Directive — Copy every line of the material below word for word.

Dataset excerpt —
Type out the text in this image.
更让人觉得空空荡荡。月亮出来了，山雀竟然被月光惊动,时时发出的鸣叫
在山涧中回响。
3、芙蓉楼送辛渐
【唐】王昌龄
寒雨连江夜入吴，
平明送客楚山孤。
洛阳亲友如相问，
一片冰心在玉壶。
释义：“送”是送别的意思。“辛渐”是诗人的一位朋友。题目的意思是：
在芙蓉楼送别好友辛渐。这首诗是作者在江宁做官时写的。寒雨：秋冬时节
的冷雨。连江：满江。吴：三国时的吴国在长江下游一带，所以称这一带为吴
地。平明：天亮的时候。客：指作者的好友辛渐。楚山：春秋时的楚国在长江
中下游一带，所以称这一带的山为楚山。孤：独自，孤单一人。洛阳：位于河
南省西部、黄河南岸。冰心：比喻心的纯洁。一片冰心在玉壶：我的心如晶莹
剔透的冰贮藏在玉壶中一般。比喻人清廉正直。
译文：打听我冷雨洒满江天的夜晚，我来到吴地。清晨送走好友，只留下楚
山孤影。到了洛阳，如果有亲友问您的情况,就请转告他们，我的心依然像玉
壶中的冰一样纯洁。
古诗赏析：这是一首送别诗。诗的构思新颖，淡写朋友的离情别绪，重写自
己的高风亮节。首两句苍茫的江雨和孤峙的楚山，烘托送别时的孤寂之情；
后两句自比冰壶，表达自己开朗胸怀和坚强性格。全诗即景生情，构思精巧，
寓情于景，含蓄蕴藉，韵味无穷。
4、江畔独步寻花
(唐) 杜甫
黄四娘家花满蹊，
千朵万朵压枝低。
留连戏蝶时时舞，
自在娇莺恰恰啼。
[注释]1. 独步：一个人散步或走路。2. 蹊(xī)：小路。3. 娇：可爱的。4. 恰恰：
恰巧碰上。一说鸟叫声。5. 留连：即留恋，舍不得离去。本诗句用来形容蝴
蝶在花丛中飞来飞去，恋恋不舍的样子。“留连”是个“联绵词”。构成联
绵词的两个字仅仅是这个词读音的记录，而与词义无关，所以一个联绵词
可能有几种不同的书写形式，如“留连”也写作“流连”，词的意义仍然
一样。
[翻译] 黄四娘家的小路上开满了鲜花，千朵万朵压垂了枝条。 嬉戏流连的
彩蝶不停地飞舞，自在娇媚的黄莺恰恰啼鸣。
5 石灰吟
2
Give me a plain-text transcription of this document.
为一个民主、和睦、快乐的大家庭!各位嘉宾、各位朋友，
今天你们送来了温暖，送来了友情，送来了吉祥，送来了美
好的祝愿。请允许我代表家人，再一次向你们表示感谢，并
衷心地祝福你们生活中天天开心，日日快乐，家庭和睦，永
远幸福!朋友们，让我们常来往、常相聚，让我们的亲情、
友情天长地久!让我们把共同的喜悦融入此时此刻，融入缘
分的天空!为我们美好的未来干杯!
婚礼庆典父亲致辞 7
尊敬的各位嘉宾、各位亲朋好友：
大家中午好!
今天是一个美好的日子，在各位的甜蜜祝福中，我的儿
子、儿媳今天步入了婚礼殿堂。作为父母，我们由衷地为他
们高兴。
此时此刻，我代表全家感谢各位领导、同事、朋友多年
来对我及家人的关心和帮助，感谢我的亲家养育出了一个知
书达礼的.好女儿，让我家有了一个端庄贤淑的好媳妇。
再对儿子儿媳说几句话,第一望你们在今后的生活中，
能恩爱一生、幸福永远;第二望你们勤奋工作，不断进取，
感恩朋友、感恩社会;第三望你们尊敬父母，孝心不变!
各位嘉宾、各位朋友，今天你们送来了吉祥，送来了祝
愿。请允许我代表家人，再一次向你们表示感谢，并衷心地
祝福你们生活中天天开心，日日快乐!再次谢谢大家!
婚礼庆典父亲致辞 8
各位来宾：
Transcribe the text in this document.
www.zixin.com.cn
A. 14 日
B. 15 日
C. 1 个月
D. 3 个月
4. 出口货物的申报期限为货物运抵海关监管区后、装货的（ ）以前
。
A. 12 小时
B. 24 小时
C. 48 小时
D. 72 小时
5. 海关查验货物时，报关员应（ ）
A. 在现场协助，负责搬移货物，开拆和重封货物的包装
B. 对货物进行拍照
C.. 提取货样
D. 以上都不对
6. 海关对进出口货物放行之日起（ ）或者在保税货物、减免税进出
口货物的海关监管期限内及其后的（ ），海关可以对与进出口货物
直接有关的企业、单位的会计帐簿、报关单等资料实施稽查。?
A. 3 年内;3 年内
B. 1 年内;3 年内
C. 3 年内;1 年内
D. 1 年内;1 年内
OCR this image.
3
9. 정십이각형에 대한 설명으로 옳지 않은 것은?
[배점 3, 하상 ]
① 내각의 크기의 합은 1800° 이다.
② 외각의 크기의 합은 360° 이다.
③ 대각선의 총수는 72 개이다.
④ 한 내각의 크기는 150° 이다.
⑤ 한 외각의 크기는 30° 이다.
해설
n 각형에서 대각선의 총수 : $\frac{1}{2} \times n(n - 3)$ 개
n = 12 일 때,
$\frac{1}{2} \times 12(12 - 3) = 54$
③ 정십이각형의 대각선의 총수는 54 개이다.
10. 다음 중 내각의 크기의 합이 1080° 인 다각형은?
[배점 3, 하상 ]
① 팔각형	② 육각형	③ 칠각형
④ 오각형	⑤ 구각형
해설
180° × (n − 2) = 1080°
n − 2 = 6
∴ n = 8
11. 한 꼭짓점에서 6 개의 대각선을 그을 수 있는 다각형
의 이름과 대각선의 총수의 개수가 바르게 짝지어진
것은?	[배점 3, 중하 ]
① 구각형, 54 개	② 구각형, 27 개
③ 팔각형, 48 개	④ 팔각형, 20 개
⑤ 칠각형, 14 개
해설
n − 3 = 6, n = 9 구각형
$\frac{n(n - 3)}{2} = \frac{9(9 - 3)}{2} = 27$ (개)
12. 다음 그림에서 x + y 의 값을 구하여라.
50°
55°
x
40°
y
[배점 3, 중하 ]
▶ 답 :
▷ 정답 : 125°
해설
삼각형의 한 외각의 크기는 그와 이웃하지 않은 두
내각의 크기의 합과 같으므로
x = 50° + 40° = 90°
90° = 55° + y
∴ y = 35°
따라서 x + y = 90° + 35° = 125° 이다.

Response below —
Type out the text in this image.
更让人觉得空空荡荡。月亮出来了，山雀竟然被月光惊动,时时发出的鸣叫
在山涧中回响。
3、芙蓉楼送辛渐
【唐】王昌龄
寒雨连江夜入吴，
平明送客楚山孤。
洛阳亲友如相问，
一片冰心在玉壶。
释义：“送”是送别的意思。“辛渐”是诗人的一位朋友。题目的意思是：
在芙蓉楼送别好友辛渐。这首诗是作者在江宁做官时写的。寒雨：秋冬时节
的冷雨。连江：满江。吴：三国时的吴国在长江下游一带，所以称这一带为吴
地。平明：天亮的时候。客：指作者的好友辛渐。楚山：春秋时的楚国在长江
中下游一带，所以称这一带的山为楚山。孤：独自，孤单一人。洛阳：位于河
南省西部、黄河南岸。冰心：比喻心的纯洁。一片冰心在玉壶：我的心如晶莹
剔透的冰贮藏在玉壶中一般。比喻人清廉正直。
译文：打听我冷雨洒满江天的夜晚，我来到吴地。清晨送走好友，只留下楚
山孤影。到了洛阳，如果有亲友问您的情况,就请转告他们，我的心依然像玉
壶中的冰一样纯洁。
古诗赏析：这是一首送别诗。诗的构思新颖，淡写朋友的离情别绪，重写自
己的高风亮节。首两句苍茫的江雨和孤峙的楚山，烘托送别时的孤寂之情；
后两句自比冰壶，表达自己开朗胸怀和坚强性格。全诗即景生情，构思精巧，
寓情于景，含蓄蕴藉，韵味无穷。
4、江畔独步寻花
(唐) 杜甫
黄四娘家花满蹊，
千朵万朵压枝低。
留连戏蝶时时舞，
自在娇莺恰恰啼。
[注释]1. 独步：一个人散步或走路。2. 蹊(xī)：小路。3. 娇：可爱的。4. 恰恰：
恰巧碰上。一说鸟叫声。5. 留连：即留恋，舍不得离去。本诗句用来形容蝴
蝶在花丛中飞来飞去，恋恋不舍的样子。“留连”是个“联绵词”。构成联
绵词的两个字仅仅是这个词读音的记录，而与词义无关，所以一个联绵词
可能有几种不同的书写形式，如“留连”也写作“流连”，词的意义仍然
一样。
[翻译] 黄四娘家的小路上开满了鲜花，千朵万朵压垂了枝条。 嬉戏流连的
彩蝶不停地飞舞，自在娇媚的黄莺恰恰啼鸣。
5 石灰吟
2
Give me a plain-text transcription of this document.
为一个民主、和睦、快乐的大家庭!各位嘉宾、各位朋友，
今天你们送来了温暖，送来了友情，送来了吉祥，送来了美
好的祝愿。请允许我代表家人，再一次向你们表示感谢，并
衷心地祝福你们生活中天天开心，日日快乐，家庭和睦，永
远幸福!朋友们，让我们常来往、常相聚，让我们的亲情、
友情天长地久!让我们把共同的喜悦融入此时此刻，融入缘
分的天空!为我们美好的未来干杯!
婚礼庆典父亲致辞 7
尊敬的各位嘉宾、各位亲朋好友：
大家中午好!
今天是一个美好的日子，在各位的甜蜜祝福中，我的儿
子、儿媳今天步入了婚礼殿堂。作为父母，我们由衷地为他
们高兴。
此时此刻，我代表全家感谢各位领导、同事、朋友多年
来对我及家人的关心和帮助，感谢我的亲家养育出了一个知
书达礼的.好女儿，让我家有了一个端庄贤淑的好媳妇。
再对儿子儿媳说几句话,第一望你们在今后的生活中，
能恩爱一生、幸福永远;第二望你们勤奋工作，不断进取，
感恩朋友、感恩社会;第三望你们尊敬父母，孝心不变!
各位嘉宾、各位朋友，今天你们送来了吉祥，送来了祝
愿。请允许我代表家人，再一次向你们表示感谢，并衷心地
祝福你们生活中天天开心，日日快乐!再次谢谢大家!
婚礼庆典父亲致辞 8
各位来宾：
Transcribe the text in this document.
www.zixin.com.cn
A. 14 日
B. 15 日
C. 1 个月
D. 3 个月
4. 出口货物的申报期限为货物运抵海关监管区后、装货的（ ）以前
。
A. 12 小时
B. 24 小时
C. 48 小时
D. 72 小时
5. 海关查验货物时，报关员应（ ）
A. 在现场协助，负责搬移货物，开拆和重封货物的包装
B. 对货物进行拍照
C.. 提取货样
D. 以上都不对
6. 海关对进出口货物放行之日起（ ）或者在保税货物、减免税进出
口货物的海关监管期限内及其后的（ ），海关可以对与进出口货物
直接有关的企业、单位的会计帐簿、报关单等资料实施稽查。?
A. 3 年内;3 年内
B. 1 年内;3 年内
C. 3 年内;1 年内
D. 1 年内;1 年内
OCR this image.
3
9. 정십이각형에 대한 설명으로 옳지 않은 것은?
[배점 3, 하상 ]
① 내각의 크기의 합은 1800° 이다.
② 외각의 크기의 합은 360° 이다.
③ 대각선의 총수는 72 개이다.
④ 한 내각의 크기는 150° 이다.
⑤ 한 외각의 크기는 30° 이다.
해설
n 각형에서 대각선의 총수 : $\frac{1}{2} \times n(n - 3)$ 개
n = 12 일 때,
$\frac{1}{2} \times 12(12 - 3) = 54$
③ 정십이각형의 대각선의 총수는 54 개이다.
10. 다음 중 내각의 크기의 합이 1080° 인 다각형은?
[배점 3, 하상 ]
① 팔각형	② 육각형	③ 칠각형
④ 오각형	⑤ 구각형
해설
180° × (n − 2) = 1080°
n − 2 = 6
∴ n = 8
11. 한 꼭짓점에서 6 개의 대각선을 그을 수 있는 다각형
의 이름과 대각선의 총수의 개수가 바르게 짝지어진
것은?	[배점 3, 중하 ]
① 구각형, 54 개	② 구각형, 27 개
③ 팔각형, 48 개	④ 팔각형, 20 개
⑤ 칠각형, 14 개
해설
n − 3 = 6, n = 9 구각형
$\frac{n(n - 3)}{2} = \frac{9(9 - 3)}{2} = 27$ (개)
12. 다음 그림에서 x + y 의 값을 구하여라.
50°
55°
x
40°
y
[배점 3, 중하 ]
▶ 답 :
▷ 정답 : 125°
해설
삼각형의 한 외각의 크기는 그와 이웃하지 않은 두
내각의 크기의 합과 같으므로
x = 50° + 40° = 90°
90° = 55° + y
∴ y = 35°
따라서 x + y = 90° + 35° = 125° 이다.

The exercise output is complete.